PROBLEM TO WORK ON - Only lines with the word "color" are needed; collect each of them from the listing below.

DATASET EXTRACT -
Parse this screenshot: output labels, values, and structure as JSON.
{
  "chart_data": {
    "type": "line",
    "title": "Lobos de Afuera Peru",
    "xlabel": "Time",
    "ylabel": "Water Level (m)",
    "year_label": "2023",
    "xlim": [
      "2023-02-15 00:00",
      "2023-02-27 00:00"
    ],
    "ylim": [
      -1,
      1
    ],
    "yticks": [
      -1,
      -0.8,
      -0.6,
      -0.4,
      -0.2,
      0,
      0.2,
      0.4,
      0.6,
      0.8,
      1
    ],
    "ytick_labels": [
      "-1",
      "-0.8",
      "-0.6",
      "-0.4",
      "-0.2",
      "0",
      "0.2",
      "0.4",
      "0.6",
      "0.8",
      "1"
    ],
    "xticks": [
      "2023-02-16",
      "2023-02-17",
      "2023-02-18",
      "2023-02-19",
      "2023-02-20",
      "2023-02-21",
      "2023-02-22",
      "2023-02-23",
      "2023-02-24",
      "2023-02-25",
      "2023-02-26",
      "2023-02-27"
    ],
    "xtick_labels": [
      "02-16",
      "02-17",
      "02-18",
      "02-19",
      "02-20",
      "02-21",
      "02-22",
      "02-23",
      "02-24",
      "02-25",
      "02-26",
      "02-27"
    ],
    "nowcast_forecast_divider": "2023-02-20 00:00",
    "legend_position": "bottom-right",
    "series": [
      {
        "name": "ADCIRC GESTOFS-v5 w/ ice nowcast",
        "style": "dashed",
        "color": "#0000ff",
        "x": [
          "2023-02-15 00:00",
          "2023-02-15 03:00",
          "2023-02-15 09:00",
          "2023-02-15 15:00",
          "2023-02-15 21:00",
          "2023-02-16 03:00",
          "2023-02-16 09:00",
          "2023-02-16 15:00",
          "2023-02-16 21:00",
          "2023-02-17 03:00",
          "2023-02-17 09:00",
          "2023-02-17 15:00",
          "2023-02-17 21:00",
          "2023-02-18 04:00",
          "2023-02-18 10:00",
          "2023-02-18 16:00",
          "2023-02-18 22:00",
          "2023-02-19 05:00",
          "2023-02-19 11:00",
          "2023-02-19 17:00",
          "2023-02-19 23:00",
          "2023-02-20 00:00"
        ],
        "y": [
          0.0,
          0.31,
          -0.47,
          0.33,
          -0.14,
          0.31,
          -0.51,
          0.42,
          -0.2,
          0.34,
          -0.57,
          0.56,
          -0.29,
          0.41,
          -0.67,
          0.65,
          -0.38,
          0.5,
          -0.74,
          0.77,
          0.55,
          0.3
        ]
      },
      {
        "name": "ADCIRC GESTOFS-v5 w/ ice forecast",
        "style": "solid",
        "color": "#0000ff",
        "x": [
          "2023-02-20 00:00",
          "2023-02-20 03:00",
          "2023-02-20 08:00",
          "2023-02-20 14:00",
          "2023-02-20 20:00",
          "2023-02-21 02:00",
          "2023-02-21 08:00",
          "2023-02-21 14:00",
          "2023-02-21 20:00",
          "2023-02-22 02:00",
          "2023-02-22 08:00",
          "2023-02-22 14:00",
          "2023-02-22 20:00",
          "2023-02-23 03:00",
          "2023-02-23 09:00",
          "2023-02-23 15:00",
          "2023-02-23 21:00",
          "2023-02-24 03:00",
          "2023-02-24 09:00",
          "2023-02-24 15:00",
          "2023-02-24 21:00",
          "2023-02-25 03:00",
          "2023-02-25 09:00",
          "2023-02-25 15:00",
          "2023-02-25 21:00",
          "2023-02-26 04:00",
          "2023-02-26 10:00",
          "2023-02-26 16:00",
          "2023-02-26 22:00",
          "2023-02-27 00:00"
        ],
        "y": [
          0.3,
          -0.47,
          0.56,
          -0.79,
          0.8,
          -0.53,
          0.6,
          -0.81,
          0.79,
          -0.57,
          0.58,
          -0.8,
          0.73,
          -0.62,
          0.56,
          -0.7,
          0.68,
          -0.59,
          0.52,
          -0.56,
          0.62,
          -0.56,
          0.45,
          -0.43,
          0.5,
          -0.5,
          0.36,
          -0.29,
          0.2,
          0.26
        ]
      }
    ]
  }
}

==

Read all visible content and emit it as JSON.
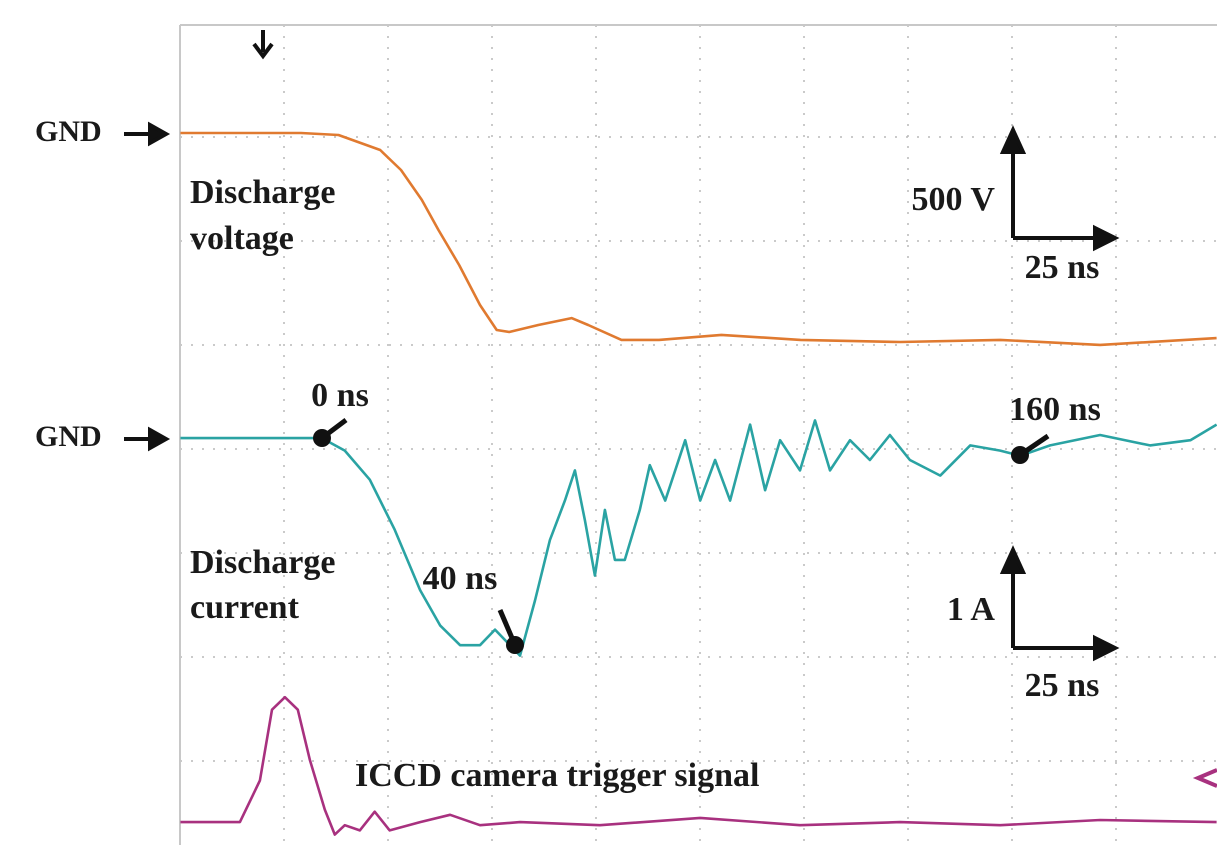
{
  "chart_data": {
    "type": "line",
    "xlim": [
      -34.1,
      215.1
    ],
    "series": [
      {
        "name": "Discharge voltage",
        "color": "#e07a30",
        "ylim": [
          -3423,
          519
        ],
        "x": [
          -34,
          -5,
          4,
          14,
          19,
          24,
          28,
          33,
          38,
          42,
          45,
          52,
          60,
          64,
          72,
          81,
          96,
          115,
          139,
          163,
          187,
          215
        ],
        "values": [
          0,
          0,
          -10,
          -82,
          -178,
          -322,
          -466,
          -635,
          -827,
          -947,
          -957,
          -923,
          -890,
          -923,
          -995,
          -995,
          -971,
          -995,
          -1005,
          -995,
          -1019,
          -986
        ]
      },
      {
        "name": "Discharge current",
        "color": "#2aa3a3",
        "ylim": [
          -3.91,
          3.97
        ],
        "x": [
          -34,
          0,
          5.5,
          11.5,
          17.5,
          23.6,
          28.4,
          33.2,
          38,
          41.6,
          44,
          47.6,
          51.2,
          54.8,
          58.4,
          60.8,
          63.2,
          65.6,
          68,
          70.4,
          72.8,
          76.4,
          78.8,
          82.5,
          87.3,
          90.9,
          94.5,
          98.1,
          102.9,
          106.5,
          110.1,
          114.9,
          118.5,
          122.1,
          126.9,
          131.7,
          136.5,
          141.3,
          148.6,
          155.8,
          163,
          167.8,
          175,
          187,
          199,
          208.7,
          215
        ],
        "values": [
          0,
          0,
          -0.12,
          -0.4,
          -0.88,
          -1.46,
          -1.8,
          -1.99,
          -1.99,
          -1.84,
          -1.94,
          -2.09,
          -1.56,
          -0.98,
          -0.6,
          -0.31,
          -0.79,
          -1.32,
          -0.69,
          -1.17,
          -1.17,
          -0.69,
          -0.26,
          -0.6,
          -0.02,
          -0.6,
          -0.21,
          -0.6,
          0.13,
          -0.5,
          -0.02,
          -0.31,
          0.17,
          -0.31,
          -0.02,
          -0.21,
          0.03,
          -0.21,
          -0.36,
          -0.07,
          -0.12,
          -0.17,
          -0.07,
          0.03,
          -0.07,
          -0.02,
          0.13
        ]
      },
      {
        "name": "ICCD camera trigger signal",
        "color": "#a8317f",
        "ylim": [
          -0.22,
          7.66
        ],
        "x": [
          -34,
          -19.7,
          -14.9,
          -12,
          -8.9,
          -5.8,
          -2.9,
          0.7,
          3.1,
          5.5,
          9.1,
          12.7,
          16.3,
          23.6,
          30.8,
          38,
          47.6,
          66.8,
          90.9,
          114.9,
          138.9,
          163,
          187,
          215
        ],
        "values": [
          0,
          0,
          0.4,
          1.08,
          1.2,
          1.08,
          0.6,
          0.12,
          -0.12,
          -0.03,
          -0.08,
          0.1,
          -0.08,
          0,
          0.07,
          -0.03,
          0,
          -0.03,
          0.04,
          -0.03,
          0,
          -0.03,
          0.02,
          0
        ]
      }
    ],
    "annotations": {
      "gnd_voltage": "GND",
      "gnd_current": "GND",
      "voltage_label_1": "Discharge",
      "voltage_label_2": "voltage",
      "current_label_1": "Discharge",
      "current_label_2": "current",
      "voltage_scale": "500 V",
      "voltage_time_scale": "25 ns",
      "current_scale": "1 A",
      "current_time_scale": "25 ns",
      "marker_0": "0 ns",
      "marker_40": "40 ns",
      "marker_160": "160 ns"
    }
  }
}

COMPLETE ANSWER -
        "color": "#0000ff",
        "color": "#0000ff",
        "color": "#e07a30",
        "color": "#2aa3a3",
        "color": "#a8317f",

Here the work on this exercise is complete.